╭─ 数据条目

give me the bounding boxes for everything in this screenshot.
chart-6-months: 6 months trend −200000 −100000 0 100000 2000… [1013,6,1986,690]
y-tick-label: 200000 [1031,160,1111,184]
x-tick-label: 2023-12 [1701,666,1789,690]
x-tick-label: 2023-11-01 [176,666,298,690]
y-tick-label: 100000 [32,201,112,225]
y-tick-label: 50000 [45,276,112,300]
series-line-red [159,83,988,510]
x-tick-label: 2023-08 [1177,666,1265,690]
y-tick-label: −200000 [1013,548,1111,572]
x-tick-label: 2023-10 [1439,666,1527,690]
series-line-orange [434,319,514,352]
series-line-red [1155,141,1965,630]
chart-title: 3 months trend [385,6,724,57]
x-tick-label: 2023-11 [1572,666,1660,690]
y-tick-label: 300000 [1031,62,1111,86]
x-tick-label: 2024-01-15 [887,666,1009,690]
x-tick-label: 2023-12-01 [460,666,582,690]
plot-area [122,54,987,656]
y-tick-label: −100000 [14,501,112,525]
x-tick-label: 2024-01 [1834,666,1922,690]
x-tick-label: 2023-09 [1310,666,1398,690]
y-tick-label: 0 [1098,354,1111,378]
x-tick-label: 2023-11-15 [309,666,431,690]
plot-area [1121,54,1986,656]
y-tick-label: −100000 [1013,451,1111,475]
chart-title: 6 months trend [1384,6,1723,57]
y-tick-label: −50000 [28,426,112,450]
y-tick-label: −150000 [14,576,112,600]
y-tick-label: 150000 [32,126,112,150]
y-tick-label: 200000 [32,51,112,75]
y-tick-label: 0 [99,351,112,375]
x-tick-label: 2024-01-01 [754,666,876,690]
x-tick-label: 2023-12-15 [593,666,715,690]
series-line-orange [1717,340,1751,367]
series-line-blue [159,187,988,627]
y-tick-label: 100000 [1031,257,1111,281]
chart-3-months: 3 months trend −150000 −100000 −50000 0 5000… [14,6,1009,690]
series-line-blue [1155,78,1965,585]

╰─

任务说明 =
请把从条目开头一直到包含"y-tick-label: −200000 [1013,548,1111,572]"的那一行（含该行）为止的全部行输出为 JSON 字符串列表，每行对应一个字符串，空行不计。

练习结果 =
[
  "give me the bounding boxes for everything in this screenshot.",
  "chart-6-months: 6 months trend −200000 −100000 0 100000 2000… [1013,6,1986,690]",
  "y-tick-label: 200000 [1031,160,1111,184]",
  "x-tick-label: 2023-12 [1701,666,1789,690]",
  "x-tick-label: 2023-11-01 [176,666,298,690]",
  "y-tick-label: 100000 [32,201,112,225]",
  "y-tick-label: 50000 [45,276,112,300]",
  "series-line-red [159,83,988,510]",
  "x-tick-label: 2023-08 [1177,666,1265,690]",
  "y-tick-label: −200000 [1013,548,1111,572]"
]